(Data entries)
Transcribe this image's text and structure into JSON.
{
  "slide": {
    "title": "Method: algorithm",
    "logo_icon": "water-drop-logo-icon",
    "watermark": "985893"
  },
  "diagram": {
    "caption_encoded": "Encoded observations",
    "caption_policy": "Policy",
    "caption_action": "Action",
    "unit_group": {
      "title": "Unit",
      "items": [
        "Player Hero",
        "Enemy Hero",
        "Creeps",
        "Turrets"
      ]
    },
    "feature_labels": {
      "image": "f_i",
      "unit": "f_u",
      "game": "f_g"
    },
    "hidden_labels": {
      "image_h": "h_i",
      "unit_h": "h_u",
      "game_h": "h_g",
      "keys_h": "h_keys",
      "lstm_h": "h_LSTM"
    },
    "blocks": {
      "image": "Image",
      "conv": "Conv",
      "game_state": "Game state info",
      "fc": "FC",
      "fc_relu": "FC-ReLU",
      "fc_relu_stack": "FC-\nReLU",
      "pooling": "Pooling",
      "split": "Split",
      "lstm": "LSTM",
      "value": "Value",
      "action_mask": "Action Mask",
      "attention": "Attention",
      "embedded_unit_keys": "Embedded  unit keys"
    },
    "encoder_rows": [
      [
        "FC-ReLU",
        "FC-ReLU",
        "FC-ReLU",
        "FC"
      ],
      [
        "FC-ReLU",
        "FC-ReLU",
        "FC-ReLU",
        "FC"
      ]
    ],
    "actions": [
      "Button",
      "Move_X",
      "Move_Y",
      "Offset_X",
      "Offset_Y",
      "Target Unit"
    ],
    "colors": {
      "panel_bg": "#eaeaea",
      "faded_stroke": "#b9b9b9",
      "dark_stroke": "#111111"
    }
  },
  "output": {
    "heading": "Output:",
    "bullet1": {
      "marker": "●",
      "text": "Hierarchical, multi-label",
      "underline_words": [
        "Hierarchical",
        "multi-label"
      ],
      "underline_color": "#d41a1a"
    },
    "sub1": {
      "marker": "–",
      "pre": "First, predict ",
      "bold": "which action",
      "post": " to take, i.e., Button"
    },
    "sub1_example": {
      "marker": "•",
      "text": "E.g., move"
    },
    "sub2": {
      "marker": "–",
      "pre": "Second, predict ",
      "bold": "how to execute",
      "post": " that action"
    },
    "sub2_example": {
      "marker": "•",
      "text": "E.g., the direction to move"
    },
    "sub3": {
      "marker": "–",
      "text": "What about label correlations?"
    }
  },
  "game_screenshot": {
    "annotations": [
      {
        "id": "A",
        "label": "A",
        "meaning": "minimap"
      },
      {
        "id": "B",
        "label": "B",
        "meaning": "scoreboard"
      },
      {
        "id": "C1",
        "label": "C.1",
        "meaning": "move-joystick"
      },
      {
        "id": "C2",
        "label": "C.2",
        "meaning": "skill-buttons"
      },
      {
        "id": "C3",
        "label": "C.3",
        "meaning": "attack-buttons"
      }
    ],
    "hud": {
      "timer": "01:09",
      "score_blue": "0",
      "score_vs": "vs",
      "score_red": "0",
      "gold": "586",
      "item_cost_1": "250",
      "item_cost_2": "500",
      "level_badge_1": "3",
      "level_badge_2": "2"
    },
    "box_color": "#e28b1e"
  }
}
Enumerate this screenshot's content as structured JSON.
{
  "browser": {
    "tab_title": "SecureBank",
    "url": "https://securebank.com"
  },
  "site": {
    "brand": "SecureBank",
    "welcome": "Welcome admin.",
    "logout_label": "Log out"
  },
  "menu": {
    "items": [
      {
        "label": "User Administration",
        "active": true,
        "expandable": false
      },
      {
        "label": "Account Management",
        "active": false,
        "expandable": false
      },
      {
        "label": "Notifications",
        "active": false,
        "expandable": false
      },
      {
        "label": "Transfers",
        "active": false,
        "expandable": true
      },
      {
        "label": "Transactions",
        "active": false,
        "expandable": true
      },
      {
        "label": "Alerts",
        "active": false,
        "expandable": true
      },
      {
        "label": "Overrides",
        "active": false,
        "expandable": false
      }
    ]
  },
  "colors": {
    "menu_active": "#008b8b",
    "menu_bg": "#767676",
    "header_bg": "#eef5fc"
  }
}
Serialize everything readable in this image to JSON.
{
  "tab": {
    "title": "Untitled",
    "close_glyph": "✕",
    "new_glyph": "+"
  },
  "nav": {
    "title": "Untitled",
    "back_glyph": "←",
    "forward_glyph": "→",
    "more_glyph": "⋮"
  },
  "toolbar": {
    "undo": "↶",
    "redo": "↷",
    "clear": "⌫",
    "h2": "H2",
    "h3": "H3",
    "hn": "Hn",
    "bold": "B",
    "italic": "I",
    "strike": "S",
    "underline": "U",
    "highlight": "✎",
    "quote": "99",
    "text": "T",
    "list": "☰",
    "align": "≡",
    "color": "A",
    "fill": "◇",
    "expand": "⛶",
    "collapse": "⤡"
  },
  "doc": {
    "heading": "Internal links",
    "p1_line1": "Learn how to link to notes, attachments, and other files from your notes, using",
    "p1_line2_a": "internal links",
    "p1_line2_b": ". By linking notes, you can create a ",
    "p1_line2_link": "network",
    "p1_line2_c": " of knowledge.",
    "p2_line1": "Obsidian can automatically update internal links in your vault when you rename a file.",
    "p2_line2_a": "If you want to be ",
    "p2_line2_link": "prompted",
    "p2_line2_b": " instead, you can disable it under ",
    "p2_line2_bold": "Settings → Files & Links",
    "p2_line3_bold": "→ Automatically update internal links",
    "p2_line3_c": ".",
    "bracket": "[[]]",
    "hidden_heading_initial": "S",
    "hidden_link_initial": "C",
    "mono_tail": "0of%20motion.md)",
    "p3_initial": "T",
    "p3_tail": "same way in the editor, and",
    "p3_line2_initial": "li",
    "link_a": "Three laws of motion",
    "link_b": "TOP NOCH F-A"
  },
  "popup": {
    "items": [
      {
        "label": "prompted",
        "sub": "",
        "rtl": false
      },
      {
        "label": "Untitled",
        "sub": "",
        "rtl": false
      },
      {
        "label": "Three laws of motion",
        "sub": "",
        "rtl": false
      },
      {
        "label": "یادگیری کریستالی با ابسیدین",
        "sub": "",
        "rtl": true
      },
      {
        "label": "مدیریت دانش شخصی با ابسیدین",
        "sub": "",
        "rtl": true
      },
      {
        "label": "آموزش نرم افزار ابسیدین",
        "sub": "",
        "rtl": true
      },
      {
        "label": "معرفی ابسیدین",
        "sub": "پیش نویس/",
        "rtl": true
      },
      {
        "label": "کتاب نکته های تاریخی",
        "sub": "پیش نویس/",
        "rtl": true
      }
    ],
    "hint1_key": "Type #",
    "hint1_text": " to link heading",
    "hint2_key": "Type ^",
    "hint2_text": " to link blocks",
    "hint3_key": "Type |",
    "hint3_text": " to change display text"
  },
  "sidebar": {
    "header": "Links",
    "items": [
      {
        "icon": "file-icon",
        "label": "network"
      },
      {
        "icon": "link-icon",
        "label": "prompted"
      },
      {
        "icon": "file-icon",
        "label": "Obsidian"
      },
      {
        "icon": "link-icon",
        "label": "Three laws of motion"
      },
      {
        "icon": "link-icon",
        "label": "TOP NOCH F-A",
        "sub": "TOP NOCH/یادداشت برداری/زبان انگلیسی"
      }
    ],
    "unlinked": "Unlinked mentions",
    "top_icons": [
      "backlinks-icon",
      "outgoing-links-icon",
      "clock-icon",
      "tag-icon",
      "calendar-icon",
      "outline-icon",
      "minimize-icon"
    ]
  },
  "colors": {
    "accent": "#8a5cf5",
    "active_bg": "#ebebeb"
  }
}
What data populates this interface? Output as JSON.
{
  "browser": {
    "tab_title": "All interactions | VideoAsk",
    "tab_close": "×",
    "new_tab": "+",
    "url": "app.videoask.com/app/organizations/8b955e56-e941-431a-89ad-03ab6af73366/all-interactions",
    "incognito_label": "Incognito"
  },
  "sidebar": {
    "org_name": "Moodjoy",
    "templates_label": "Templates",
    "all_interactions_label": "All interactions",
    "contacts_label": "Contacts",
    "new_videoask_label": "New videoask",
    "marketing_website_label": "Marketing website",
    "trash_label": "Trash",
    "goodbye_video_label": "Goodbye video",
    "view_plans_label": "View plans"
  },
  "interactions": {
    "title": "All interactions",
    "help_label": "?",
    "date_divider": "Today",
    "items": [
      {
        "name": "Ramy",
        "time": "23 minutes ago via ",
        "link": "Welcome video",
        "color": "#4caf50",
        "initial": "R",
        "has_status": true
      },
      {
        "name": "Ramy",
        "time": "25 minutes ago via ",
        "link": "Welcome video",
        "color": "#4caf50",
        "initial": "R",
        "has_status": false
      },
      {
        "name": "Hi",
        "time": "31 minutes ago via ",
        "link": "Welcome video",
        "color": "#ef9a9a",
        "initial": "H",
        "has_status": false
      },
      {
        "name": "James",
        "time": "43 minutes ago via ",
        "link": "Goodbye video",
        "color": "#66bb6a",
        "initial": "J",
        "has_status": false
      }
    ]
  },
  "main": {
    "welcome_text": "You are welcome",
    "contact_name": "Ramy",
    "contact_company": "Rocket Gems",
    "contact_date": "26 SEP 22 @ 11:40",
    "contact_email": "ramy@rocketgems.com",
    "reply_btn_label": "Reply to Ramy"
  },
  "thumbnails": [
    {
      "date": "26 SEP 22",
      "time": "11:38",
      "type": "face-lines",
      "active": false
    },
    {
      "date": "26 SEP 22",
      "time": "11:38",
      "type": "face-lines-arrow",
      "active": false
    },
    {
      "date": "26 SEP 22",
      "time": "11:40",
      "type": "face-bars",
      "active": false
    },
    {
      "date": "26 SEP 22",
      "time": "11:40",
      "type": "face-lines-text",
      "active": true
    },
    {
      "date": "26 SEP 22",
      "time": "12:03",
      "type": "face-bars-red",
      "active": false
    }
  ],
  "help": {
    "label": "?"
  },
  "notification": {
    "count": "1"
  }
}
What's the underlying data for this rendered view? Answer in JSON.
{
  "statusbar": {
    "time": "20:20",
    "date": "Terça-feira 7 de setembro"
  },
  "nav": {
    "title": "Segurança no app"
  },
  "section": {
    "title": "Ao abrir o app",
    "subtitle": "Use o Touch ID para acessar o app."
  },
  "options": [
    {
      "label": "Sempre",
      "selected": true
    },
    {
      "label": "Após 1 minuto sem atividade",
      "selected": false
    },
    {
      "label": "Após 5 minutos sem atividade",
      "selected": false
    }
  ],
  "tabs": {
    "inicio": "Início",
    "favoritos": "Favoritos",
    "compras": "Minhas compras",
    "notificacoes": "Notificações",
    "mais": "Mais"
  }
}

▶ **Requirement**
Return each line among the entries that holds the word "Three".

▶ **Exercise result**
    "link_a": "Three laws of motion",
        "label": "Three laws of motion",
        "label": "Three laws of motion"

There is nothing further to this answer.